::: Records :::

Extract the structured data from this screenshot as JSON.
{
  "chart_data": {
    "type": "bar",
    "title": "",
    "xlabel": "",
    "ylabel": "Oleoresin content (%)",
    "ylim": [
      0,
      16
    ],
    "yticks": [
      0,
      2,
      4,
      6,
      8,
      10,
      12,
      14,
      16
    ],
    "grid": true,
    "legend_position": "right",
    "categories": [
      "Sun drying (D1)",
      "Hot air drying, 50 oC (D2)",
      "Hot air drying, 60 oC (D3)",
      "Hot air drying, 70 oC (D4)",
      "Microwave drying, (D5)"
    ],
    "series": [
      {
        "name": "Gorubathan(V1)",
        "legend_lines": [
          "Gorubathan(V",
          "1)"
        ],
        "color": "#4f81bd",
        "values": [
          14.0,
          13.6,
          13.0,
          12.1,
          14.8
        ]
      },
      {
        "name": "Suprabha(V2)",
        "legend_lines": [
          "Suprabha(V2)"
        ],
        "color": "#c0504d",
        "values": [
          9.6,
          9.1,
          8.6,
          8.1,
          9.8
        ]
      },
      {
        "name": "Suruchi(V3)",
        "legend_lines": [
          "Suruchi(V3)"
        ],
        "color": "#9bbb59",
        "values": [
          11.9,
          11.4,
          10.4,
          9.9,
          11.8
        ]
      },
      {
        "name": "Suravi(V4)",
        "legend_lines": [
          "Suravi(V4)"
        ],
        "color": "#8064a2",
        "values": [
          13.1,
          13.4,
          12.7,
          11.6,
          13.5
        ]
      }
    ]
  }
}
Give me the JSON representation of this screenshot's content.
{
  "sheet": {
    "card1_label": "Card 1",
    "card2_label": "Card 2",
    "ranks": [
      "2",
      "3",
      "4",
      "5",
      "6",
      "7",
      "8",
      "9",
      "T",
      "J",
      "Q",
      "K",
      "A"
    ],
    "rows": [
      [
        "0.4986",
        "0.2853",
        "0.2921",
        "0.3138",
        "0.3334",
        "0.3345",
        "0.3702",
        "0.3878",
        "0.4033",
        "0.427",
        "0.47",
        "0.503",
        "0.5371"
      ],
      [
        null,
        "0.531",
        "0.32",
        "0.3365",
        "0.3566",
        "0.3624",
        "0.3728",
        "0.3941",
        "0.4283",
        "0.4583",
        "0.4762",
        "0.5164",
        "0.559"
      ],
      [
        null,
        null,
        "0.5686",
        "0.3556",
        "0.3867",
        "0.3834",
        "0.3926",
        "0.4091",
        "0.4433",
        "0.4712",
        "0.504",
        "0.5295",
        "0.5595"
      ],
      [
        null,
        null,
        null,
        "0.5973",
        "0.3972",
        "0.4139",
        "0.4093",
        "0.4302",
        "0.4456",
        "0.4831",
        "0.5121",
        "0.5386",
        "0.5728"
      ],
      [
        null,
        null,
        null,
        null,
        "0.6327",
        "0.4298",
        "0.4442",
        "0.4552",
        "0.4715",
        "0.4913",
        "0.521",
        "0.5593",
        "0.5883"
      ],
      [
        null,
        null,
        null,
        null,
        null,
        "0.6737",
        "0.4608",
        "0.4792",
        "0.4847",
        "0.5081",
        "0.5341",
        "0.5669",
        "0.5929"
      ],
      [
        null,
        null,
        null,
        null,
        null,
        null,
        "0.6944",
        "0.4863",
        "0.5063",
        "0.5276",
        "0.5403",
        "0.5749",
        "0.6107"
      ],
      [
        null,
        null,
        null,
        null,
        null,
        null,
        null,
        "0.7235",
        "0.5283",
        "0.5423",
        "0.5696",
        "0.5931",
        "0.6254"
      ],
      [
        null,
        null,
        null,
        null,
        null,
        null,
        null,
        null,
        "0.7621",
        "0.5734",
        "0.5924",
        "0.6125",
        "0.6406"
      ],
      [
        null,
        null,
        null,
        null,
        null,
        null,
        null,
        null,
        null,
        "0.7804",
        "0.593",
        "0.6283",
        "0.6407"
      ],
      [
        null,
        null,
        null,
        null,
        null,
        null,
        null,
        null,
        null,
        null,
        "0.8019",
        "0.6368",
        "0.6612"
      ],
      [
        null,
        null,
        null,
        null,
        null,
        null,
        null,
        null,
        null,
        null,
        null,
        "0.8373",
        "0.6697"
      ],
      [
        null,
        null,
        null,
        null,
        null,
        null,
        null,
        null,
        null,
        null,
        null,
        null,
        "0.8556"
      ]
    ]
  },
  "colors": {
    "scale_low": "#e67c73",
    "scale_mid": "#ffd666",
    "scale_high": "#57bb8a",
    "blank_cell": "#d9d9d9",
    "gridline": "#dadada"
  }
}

:::

> Objective
Look through the records above and report how many lines hold the word "name", giving only the number.

> Solution to this problem
4